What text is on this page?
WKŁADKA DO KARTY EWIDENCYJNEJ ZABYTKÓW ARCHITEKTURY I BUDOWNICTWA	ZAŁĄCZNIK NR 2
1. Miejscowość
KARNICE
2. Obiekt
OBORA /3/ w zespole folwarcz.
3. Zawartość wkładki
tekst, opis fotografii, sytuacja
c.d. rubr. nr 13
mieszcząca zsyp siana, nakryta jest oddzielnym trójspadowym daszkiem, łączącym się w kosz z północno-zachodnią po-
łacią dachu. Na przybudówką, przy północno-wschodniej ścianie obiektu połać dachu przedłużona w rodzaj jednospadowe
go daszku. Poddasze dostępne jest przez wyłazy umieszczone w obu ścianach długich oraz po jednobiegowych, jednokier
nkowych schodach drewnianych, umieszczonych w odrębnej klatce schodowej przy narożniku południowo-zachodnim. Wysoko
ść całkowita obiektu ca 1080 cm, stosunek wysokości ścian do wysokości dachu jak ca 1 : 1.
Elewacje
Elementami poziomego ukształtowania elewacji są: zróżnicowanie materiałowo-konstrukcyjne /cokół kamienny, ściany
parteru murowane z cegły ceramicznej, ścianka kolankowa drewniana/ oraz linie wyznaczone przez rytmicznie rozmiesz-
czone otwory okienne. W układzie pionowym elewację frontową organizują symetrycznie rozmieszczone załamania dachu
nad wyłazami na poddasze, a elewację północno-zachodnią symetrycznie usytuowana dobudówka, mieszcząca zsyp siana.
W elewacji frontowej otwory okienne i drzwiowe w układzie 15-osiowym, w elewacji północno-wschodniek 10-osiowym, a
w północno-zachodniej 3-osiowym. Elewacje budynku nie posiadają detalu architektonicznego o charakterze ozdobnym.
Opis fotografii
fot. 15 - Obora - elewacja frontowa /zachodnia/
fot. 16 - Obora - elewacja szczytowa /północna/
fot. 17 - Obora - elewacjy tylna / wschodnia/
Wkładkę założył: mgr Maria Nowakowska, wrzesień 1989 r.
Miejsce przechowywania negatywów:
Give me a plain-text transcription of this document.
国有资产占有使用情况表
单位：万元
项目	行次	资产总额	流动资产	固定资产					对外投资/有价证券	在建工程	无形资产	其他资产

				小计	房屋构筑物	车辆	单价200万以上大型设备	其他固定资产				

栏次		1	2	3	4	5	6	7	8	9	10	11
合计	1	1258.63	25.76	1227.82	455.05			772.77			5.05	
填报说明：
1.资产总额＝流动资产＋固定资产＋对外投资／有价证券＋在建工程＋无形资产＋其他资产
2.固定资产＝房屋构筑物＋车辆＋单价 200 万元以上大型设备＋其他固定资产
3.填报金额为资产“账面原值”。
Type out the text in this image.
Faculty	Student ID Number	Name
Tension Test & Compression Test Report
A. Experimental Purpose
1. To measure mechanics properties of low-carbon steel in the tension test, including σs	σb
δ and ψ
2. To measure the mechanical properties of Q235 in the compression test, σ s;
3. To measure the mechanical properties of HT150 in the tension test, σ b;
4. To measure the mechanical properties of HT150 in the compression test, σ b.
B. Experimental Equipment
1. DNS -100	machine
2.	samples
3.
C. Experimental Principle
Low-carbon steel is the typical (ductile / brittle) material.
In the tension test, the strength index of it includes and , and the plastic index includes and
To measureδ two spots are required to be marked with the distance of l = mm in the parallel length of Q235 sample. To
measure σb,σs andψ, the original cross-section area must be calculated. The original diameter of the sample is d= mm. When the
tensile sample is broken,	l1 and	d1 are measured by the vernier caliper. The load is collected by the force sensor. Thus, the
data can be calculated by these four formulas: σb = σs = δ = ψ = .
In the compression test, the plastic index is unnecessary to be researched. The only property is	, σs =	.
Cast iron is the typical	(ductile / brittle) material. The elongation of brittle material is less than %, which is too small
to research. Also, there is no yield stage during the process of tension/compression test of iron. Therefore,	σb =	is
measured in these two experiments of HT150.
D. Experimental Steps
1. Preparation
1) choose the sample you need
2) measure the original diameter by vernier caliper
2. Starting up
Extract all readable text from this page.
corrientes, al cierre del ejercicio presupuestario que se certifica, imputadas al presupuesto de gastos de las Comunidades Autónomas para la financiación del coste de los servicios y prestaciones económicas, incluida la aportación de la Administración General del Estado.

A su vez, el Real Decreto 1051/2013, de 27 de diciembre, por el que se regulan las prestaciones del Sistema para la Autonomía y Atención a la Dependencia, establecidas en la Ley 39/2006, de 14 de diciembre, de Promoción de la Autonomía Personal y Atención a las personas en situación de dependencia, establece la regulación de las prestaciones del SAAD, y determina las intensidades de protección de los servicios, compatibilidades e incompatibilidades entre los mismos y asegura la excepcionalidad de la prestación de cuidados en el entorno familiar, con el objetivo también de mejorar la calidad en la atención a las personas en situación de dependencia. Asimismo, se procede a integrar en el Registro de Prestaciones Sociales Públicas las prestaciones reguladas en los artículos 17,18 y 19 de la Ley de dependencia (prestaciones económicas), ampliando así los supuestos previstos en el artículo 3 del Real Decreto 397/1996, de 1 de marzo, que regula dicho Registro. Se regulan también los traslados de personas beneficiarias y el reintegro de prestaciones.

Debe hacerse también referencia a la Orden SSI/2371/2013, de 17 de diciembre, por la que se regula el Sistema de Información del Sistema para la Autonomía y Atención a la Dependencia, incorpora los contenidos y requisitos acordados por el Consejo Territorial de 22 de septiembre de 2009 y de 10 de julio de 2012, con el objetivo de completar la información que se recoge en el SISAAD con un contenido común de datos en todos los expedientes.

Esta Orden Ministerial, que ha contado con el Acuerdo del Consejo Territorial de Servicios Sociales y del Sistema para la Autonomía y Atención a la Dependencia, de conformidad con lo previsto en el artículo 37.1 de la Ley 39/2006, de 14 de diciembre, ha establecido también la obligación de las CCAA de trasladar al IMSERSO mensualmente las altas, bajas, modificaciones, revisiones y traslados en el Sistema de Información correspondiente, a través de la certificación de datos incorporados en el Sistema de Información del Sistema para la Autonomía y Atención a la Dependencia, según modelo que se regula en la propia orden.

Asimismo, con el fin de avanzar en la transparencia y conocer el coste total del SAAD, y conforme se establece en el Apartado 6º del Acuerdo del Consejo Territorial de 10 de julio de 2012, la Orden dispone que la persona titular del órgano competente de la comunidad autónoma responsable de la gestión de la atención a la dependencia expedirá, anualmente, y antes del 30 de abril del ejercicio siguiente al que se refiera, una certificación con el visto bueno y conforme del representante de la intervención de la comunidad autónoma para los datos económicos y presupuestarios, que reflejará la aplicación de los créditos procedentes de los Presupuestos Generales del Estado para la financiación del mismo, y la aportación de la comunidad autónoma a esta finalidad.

=====

REQUIRED TASK -
Pick each line holding the word "dachu" out of the listing.

EXERCISE SOLUTION -
łacią dachu. Na przybudówką, przy północno-wschodniej ścianie obiektu połać dachu przedłużona w rodzaj jednospadowe
ść całkowita obiektu ca 1080 cm, stosunek wysokości ścian do wysokości dachu jak ca 1 : 1.
czone otwory okienne. W układzie pionowym elewację frontową organizują symetrycznie rozmieszczone załamania dachu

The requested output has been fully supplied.